— WRITTEN EXERCISE —
Return every line of the material exactly.

[Dataset items]
§ §

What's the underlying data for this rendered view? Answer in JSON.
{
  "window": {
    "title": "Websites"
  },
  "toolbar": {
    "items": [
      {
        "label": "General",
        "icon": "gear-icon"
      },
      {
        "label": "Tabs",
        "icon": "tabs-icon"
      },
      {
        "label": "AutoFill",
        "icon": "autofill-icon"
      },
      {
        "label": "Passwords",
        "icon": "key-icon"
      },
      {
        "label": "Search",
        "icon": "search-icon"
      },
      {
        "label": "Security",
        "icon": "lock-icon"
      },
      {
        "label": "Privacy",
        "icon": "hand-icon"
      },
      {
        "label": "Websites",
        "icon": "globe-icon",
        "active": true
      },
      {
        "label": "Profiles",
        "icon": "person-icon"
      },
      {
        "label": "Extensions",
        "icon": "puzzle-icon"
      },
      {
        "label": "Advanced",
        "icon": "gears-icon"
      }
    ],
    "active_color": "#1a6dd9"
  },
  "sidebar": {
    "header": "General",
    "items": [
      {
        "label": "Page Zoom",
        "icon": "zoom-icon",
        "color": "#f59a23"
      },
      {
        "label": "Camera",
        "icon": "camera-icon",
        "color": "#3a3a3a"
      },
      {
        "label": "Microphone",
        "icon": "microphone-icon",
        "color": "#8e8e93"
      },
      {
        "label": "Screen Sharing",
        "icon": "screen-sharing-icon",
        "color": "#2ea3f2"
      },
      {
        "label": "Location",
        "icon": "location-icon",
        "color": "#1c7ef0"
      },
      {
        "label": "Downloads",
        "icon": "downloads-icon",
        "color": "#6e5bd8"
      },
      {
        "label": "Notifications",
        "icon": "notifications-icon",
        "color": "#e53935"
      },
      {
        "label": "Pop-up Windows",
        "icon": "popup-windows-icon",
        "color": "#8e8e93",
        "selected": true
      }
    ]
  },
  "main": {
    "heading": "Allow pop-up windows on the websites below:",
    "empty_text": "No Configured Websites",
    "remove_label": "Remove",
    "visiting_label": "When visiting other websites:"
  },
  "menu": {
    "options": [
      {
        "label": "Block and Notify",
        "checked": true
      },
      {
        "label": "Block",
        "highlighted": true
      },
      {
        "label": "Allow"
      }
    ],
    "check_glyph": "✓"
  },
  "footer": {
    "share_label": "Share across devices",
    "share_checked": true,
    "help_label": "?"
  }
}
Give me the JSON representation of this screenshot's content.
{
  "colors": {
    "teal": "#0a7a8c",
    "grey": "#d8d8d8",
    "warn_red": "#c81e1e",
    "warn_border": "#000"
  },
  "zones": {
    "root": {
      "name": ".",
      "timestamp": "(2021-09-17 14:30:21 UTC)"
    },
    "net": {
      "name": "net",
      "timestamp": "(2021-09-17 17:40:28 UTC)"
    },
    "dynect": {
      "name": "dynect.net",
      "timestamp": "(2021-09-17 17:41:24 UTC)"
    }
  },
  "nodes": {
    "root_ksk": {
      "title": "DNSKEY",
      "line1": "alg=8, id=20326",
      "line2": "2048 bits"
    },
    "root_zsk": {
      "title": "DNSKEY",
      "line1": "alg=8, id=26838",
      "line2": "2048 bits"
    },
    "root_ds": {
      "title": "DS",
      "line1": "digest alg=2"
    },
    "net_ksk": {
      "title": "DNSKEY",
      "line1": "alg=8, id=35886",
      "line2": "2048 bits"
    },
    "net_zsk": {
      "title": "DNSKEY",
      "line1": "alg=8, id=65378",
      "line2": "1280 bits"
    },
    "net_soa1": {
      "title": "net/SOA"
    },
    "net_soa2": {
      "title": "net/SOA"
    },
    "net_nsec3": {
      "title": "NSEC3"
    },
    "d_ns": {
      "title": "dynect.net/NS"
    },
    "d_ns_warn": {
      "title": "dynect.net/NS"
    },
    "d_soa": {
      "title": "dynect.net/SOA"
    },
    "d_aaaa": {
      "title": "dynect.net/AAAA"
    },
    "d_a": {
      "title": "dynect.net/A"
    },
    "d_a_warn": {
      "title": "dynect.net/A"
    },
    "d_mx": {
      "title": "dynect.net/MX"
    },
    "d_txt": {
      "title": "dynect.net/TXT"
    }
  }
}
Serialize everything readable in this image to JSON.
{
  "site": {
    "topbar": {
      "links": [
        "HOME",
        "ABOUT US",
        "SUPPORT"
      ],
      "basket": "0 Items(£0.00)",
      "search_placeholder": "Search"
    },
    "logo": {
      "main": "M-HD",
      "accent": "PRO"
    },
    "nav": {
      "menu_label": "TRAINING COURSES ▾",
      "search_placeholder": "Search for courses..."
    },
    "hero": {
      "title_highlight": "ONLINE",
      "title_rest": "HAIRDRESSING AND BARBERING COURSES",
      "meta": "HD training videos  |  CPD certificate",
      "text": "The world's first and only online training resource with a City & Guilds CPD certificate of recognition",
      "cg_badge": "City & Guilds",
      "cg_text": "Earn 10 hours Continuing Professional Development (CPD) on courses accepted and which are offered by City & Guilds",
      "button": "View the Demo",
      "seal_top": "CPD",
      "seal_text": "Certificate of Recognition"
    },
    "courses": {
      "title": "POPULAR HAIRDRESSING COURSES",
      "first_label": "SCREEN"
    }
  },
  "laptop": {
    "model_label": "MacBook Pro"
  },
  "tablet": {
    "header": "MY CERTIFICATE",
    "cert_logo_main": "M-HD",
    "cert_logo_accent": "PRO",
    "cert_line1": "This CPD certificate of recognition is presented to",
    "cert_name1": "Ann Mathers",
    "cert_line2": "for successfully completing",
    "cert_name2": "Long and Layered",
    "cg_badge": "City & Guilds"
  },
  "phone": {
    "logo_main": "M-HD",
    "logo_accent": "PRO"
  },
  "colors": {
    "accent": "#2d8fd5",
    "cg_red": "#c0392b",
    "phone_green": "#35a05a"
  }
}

§ §

— FINAL ANSWER —
What's the underlying data for this rendered view? Answer in JSON.
{
  "window": {
    "title": "Websites"
  },
  "toolbar": {
    "items": [
      {
        "label": "General",
        "icon": "gear-icon"
      },
      {
        "label": "Tabs",
        "icon": "tabs-icon"
      },
      {
        "label": "AutoFill",
        "icon": "autofill-icon"
      },
      {
        "label": "Passwords",
        "icon": "key-icon"
      },
      {
        "label": "Search",
        "icon": "search-icon"
      },
      {
        "label": "Security",
        "icon": "lock-icon"
      },
      {
        "label": "Privacy",
        "icon": "hand-icon"
      },
      {
        "label": "Websites",
        "icon": "globe-icon",
        "active": true
      },
      {
        "label": "Profiles",
        "icon": "person-icon"
      },
      {
        "label": "Extensions",
        "icon": "puzzle-icon"
      },
      {
        "label": "Advanced",
        "icon": "gears-icon"
      }
    ],
    "active_color": "#1a6dd9"
  },
  "sidebar": {
    "header": "General",
    "items": [
      {
        "label": "Page Zoom",
        "icon": "zoom-icon",
        "color": "#f59a23"
      },
      {
        "label": "Camera",
        "icon": "camera-icon",
        "color": "#3a3a3a"
      },
      {
        "label": "Microphone",
        "icon": "microphone-icon",
        "color": "#8e8e93"
      },
      {
        "label": "Screen Sharing",
        "icon": "screen-sharing-icon",
        "color": "#2ea3f2"
      },
      {
        "label": "Location",
        "icon": "location-icon",
        "color": "#1c7ef0"
      },
      {
        "label": "Downloads",
        "icon": "downloads-icon",
        "color": "#6e5bd8"
      },
      {
        "label": "Notifications",
        "icon": "notifications-icon",
        "color": "#e53935"
      },
      {
        "label": "Pop-up Windows",
        "icon": "popup-windows-icon",
        "color": "#8e8e93",
        "selected": true
      }
    ]
  },
  "main": {
    "heading": "Allow pop-up windows on the websites below:",
    "empty_text": "No Configured Websites",
    "remove_label": "Remove",
    "visiting_label": "When visiting other websites:"
  },
  "menu": {
    "options": [
      {
        "label": "Block and Notify",
        "checked": true
      },
      {
        "label": "Block",
        "highlighted": true
      },
      {
        "label": "Allow"
      }
    ],
    "check_glyph": "✓"
  },
  "footer": {
    "share_label": "Share across devices",
    "share_checked": true,
    "help_label": "?"
  }
}
Give me the JSON representation of this screenshot's content.
{
  "colors": {
    "teal": "#0a7a8c",
    "grey": "#d8d8d8",
    "warn_red": "#c81e1e",
    "warn_border": "#000"
  },
  "zones": {
    "root": {
      "name": ".",
      "timestamp": "(2021-09-17 14:30:21 UTC)"
    },
    "net": {
      "name": "net",
      "timestamp": "(2021-09-17 17:40:28 UTC)"
    },
    "dynect": {
      "name": "dynect.net",
      "timestamp": "(2021-09-17 17:41:24 UTC)"
    }
  },
  "nodes": {
    "root_ksk": {
      "title": "DNSKEY",
      "line1": "alg=8, id=20326",
      "line2": "2048 bits"
    },
    "root_zsk": {
      "title": "DNSKEY",
      "line1": "alg=8, id=26838",
      "line2": "2048 bits"
    },
    "root_ds": {
      "title": "DS",
      "line1": "digest alg=2"
    },
    "net_ksk": {
      "title": "DNSKEY",
      "line1": "alg=8, id=35886",
      "line2": "2048 bits"
    },
    "net_zsk": {
      "title": "DNSKEY",
      "line1": "alg=8, id=65378",
      "line2": "1280 bits"
    },
    "net_soa1": {
      "title": "net/SOA"
    },
    "net_soa2": {
      "title": "net/SOA"
    },
    "net_nsec3": {
      "title": "NSEC3"
    },
    "d_ns": {
      "title": "dynect.net/NS"
    },
    "d_ns_warn": {
      "title": "dynect.net/NS"
    },
    "d_soa": {
      "title": "dynect.net/SOA"
    },
    "d_aaaa": {
      "title": "dynect.net/AAAA"
    },
    "d_a": {
      "title": "dynect.net/A"
    },
    "d_a_warn": {
      "title": "dynect.net/A"
    },
    "d_mx": {
      "title": "dynect.net/MX"
    },
    "d_txt": {
      "title": "dynect.net/TXT"
    }
  }
}
Serialize everything readable in this image to JSON.
{
  "site": {
    "topbar": {
      "links": [
        "HOME",
        "ABOUT US",
        "SUPPORT"
      ],
      "basket": "0 Items(£0.00)",
      "search_placeholder": "Search"
    },
    "logo": {
      "main": "M-HD",
      "accent": "PRO"
    },
    "nav": {
      "menu_label": "TRAINING COURSES ▾",
      "search_placeholder": "Search for courses..."
    },
    "hero": {
      "title_highlight": "ONLINE",
      "title_rest": "HAIRDRESSING AND BARBERING COURSES",
      "meta": "HD training videos  |  CPD certificate",
      "text": "The world's first and only online training resource with a City & Guilds CPD certificate of recognition",
      "cg_badge": "City & Guilds",
      "cg_text": "Earn 10 hours Continuing Professional Development (CPD) on courses accepted and which are offered by City & Guilds",
      "button": "View the Demo",
      "seal_top": "CPD",
      "seal_text": "Certificate of Recognition"
    },
    "courses": {
      "title": "POPULAR HAIRDRESSING COURSES",
      "first_label": "SCREEN"
    }
  },
  "laptop": {
    "model_label": "MacBook Pro"
  },
  "tablet": {
    "header": "MY CERTIFICATE",
    "cert_logo_main": "M-HD",
    "cert_logo_accent": "PRO",
    "cert_line1": "This CPD certificate of recognition is presented to",
    "cert_name1": "Ann Mathers",
    "cert_line2": "for successfully completing",
    "cert_name2": "Long and Layered",
    "cg_badge": "City & Guilds"
  },
  "phone": {
    "logo_main": "M-HD",
    "logo_accent": "PRO"
  },
  "colors": {
    "accent": "#2d8fd5",
    "cg_red": "#c0392b",
    "phone_green": "#35a05a"
  }
}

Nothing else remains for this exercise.